Every line below should be repeated exactly.
** Start Listed entries **
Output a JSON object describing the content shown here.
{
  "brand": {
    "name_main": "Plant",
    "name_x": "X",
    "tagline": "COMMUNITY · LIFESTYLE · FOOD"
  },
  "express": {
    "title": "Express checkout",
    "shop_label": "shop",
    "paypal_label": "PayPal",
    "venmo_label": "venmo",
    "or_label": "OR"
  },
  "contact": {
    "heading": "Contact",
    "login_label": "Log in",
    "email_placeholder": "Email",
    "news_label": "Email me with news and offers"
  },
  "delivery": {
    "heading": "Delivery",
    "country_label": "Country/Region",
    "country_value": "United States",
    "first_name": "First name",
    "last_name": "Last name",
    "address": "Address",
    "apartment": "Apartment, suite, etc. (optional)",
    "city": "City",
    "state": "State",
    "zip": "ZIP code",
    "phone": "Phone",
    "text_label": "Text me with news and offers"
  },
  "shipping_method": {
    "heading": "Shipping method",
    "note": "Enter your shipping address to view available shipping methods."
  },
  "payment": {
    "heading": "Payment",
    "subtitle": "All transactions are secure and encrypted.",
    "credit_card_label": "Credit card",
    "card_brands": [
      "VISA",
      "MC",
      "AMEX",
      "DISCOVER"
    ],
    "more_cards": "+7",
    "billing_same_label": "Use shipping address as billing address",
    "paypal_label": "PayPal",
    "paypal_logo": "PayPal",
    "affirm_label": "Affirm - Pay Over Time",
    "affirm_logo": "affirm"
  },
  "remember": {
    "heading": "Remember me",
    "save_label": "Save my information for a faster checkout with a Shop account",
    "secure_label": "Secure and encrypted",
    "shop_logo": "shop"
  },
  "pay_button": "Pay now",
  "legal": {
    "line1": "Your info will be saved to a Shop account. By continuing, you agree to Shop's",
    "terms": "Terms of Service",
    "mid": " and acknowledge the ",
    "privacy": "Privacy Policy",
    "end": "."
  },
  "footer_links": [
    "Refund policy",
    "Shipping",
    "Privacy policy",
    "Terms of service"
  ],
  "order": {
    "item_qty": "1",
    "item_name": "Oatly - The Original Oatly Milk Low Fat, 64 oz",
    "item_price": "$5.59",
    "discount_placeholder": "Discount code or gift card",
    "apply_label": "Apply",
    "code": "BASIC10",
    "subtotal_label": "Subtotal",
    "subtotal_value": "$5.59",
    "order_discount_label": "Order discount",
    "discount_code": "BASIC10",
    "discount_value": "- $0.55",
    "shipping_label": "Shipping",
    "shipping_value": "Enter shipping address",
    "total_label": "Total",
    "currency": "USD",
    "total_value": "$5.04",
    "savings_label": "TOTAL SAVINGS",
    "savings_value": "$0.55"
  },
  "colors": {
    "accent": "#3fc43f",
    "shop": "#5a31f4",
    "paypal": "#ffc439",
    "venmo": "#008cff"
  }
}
** End Listed entries **
### [Full solution]
Output a JSON object describing the content shown here.
{
  "brand": {
    "name_main": "Plant",
    "name_x": "X",
    "tagline": "COMMUNITY · LIFESTYLE · FOOD"
  },
  "express": {
    "title": "Express checkout",
    "shop_label": "shop",
    "paypal_label": "PayPal",
    "venmo_label": "venmo",
    "or_label": "OR"
  },
  "contact": {
    "heading": "Contact",
    "login_label": "Log in",
    "email_placeholder": "Email",
    "news_label": "Email me with news and offers"
  },
  "delivery": {
    "heading": "Delivery",
    "country_label": "Country/Region",
    "country_value": "United States",
    "first_name": "First name",
    "last_name": "Last name",
    "address": "Address",
    "apartment": "Apartment, suite, etc. (optional)",
    "city": "City",
    "state": "State",
    "zip": "ZIP code",
    "phone": "Phone",
    "text_label": "Text me with news and offers"
  },
  "shipping_method": {
    "heading": "Shipping method",
    "note": "Enter your shipping address to view available shipping methods."
  },
  "payment": {
    "heading": "Payment",
    "subtitle": "All transactions are secure and encrypted.",
    "credit_card_label": "Credit card",
    "card_brands": [
      "VISA",
      "MC",
      "AMEX",
      "DISCOVER"
    ],
    "more_cards": "+7",
    "billing_same_label": "Use shipping address as billing address",
    "paypal_label": "PayPal",
    "paypal_logo": "PayPal",
    "affirm_label": "Affirm - Pay Over Time",
    "affirm_logo": "affirm"
  },
  "remember": {
    "heading": "Remember me",
    "save_label": "Save my information for a faster checkout with a Shop account",
    "secure_label": "Secure and encrypted",
    "shop_logo": "shop"
  },
  "pay_button": "Pay now",
  "legal": {
    "line1": "Your info will be saved to a Shop account. By continuing, you agree to Shop's",
    "terms": "Terms of Service",
    "mid": " and acknowledge the ",
    "privacy": "Privacy Policy",
    "end": "."
  },
  "footer_links": [
    "Refund policy",
    "Shipping",
    "Privacy policy",
    "Terms of service"
  ],
  "order": {
    "item_qty": "1",
    "item_name": "Oatly - The Original Oatly Milk Low Fat, 64 oz",
    "item_price": "$5.59",
    "discount_placeholder": "Discount code or gift card",
    "apply_label": "Apply",
    "code": "BASIC10",
    "subtotal_label": "Subtotal",
    "subtotal_value": "$5.59",
    "order_discount_label": "Order discount",
    "discount_code": "BASIC10",
    "discount_value": "- $0.55",
    "shipping_label": "Shipping",
    "shipping_value": "Enter shipping address",
    "total_label": "Total",
    "currency": "USD",
    "total_value": "$5.04",
    "savings_label": "TOTAL SAVINGS",
    "savings_value": "$0.55"
  },
  "colors": {
    "accent": "#3fc43f",
    "shop": "#5a31f4",
    "paypal": "#ffc439",
    "venmo": "#008cff"
  }
}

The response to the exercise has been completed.